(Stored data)
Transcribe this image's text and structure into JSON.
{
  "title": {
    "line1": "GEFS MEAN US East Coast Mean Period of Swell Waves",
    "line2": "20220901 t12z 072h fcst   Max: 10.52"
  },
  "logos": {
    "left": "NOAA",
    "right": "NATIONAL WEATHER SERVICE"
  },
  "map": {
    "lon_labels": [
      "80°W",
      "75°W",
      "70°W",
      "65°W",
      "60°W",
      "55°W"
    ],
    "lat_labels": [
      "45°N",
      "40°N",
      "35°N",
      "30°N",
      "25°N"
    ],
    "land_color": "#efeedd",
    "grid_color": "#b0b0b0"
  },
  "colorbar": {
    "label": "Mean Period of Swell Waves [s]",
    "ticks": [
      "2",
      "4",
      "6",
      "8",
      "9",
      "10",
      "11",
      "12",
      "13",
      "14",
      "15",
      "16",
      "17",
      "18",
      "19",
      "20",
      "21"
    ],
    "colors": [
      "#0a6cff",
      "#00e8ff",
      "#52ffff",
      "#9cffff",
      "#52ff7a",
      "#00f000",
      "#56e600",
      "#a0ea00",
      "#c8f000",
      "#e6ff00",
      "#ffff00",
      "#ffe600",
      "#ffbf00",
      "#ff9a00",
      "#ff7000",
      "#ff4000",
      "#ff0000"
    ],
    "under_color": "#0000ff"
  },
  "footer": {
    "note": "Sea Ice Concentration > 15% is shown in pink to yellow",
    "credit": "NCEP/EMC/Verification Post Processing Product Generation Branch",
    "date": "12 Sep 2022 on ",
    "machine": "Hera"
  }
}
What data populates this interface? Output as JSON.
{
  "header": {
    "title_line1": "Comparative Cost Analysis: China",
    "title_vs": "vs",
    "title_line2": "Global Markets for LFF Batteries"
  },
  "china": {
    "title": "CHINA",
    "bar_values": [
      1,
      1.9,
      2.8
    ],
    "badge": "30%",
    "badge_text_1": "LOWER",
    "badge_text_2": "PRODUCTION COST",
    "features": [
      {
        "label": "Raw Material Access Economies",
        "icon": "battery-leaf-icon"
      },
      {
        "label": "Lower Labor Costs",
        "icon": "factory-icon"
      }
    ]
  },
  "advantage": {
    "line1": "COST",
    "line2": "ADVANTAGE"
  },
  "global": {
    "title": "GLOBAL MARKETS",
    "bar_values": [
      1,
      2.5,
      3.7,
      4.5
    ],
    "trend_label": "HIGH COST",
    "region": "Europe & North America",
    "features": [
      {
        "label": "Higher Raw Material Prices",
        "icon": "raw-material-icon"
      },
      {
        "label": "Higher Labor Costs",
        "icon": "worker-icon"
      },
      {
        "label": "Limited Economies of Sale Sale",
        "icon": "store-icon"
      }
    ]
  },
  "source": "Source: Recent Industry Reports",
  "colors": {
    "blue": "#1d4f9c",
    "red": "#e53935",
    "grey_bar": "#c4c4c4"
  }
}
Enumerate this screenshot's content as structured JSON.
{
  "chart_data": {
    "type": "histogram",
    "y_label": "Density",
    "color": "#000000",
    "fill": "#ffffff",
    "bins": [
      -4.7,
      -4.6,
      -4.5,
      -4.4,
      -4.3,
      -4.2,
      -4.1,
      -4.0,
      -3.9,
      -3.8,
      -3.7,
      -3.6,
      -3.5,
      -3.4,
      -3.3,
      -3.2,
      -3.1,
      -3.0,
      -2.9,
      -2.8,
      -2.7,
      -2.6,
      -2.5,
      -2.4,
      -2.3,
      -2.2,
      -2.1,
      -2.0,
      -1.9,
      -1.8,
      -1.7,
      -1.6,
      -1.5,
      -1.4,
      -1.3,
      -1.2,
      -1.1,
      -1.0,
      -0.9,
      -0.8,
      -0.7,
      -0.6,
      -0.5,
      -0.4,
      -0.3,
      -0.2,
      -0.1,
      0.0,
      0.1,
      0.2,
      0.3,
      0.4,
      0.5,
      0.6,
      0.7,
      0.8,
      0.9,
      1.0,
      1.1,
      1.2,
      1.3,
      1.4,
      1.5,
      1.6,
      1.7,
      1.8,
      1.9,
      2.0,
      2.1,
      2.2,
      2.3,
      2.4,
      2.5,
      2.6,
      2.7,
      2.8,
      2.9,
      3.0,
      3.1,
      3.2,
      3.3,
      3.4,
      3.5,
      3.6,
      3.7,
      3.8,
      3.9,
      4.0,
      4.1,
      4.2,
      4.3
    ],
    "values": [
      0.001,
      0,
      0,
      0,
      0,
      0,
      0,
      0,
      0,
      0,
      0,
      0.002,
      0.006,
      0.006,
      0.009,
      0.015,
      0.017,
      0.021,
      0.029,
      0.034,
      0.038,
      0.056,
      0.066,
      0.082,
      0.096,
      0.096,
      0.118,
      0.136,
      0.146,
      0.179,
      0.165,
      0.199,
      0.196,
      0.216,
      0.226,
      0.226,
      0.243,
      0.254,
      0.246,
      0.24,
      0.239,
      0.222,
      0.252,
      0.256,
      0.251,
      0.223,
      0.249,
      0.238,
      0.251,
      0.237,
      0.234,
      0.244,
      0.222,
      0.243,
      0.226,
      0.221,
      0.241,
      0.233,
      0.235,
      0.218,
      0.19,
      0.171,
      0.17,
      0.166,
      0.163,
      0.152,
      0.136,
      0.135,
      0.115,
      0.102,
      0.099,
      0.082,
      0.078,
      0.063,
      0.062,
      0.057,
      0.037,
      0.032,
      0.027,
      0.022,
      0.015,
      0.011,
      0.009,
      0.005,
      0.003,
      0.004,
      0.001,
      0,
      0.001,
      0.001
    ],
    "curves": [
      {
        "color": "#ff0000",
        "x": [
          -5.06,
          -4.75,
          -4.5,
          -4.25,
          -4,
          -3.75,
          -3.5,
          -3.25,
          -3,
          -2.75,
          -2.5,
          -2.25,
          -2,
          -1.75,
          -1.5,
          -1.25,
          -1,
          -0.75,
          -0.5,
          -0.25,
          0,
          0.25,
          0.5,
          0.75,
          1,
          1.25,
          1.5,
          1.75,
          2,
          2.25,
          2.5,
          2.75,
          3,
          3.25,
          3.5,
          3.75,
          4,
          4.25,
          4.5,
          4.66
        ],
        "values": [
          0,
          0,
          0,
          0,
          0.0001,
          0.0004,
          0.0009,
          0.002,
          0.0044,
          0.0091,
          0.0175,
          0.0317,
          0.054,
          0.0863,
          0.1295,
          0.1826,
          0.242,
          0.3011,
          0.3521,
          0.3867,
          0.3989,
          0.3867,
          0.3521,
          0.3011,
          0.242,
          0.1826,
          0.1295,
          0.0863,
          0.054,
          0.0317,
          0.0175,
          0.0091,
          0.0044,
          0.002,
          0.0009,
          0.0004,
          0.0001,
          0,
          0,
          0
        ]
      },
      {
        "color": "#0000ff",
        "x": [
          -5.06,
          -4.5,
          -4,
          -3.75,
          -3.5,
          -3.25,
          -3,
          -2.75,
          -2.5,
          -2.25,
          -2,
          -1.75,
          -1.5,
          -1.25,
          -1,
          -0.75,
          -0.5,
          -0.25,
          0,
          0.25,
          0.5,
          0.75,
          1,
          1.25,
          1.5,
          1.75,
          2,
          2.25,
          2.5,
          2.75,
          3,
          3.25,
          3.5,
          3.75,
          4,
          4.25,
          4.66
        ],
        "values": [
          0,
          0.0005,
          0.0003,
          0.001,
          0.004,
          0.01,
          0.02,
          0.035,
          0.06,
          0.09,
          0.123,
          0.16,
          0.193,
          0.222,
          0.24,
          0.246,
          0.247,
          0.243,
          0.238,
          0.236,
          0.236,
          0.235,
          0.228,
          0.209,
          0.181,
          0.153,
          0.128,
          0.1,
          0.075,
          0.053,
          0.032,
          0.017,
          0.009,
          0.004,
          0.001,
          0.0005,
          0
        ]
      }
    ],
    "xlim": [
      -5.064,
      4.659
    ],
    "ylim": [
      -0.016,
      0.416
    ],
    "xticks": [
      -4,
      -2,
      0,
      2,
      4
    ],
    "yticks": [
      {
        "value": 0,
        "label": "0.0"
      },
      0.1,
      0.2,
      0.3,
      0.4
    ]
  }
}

Exercise task: Only lines holding the string "icon" are wanted; gather each one from the entries above.

Result for this exercise:
        "icon": "battery-leaf-icon"
        "icon": "factory-icon"
        "icon": "raw-material-icon"
        "icon": "worker-icon"
        "icon": "store-icon"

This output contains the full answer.